## [Records for this exercise]
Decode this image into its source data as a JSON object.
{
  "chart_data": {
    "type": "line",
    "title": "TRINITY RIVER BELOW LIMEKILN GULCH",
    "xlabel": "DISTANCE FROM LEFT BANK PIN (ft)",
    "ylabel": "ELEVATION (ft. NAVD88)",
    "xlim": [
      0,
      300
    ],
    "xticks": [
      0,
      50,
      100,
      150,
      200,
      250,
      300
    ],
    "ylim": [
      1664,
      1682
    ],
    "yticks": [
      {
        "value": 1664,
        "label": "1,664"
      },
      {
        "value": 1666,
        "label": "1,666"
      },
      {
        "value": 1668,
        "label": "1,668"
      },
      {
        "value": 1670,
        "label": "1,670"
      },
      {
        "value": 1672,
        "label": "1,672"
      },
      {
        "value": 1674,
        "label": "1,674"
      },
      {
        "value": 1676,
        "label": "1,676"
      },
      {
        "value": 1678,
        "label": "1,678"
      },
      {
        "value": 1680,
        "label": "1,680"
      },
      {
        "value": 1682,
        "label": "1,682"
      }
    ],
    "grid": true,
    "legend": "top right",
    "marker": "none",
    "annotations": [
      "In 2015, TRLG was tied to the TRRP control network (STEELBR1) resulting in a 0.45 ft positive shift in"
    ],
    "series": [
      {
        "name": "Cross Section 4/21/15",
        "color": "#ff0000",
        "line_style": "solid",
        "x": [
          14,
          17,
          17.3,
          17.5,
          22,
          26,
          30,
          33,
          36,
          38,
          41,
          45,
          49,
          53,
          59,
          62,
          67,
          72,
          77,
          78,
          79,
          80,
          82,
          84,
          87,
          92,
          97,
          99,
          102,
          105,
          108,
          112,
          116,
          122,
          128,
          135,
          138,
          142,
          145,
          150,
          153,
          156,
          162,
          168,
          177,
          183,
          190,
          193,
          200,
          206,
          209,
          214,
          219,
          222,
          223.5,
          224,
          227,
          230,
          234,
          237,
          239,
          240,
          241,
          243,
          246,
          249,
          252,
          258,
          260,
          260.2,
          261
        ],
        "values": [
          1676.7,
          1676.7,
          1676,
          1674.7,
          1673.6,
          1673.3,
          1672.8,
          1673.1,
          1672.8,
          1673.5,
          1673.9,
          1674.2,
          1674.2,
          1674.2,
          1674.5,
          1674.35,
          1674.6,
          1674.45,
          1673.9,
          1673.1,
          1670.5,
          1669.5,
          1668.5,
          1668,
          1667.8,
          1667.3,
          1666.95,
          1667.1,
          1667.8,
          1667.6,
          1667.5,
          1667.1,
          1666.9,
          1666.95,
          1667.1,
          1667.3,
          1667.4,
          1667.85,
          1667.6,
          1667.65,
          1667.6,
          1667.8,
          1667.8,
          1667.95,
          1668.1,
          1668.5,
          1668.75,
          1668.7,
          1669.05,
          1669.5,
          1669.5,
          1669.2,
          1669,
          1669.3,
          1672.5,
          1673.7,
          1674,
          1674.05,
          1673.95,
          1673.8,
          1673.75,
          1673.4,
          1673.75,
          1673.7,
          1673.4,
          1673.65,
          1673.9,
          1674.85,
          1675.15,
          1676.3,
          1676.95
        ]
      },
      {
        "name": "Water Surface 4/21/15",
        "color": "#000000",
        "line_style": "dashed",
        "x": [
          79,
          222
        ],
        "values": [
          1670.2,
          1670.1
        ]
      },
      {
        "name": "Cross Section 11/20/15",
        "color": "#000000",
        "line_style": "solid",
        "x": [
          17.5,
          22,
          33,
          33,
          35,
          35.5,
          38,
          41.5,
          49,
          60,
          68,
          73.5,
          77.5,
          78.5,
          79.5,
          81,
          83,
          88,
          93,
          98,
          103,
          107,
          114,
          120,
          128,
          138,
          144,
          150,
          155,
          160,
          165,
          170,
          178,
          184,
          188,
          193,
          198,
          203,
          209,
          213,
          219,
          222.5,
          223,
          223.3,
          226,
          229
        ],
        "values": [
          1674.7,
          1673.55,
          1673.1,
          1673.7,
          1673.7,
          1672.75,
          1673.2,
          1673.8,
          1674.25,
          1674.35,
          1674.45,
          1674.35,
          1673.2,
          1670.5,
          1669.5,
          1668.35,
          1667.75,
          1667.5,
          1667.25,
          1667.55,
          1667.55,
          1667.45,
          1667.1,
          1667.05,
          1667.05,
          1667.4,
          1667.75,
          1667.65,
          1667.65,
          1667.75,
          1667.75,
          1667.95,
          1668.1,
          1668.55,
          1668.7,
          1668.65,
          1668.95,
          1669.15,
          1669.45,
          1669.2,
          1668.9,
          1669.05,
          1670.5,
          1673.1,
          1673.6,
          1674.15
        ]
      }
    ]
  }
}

## [Goal]
Copy out each line of the data containing the string "name".

## [Answer to this exercise]
        "name": "Cross Section 4/21/15",
        "name": "Water Surface 4/21/15",
        "name": "Cross Section 11/20/15",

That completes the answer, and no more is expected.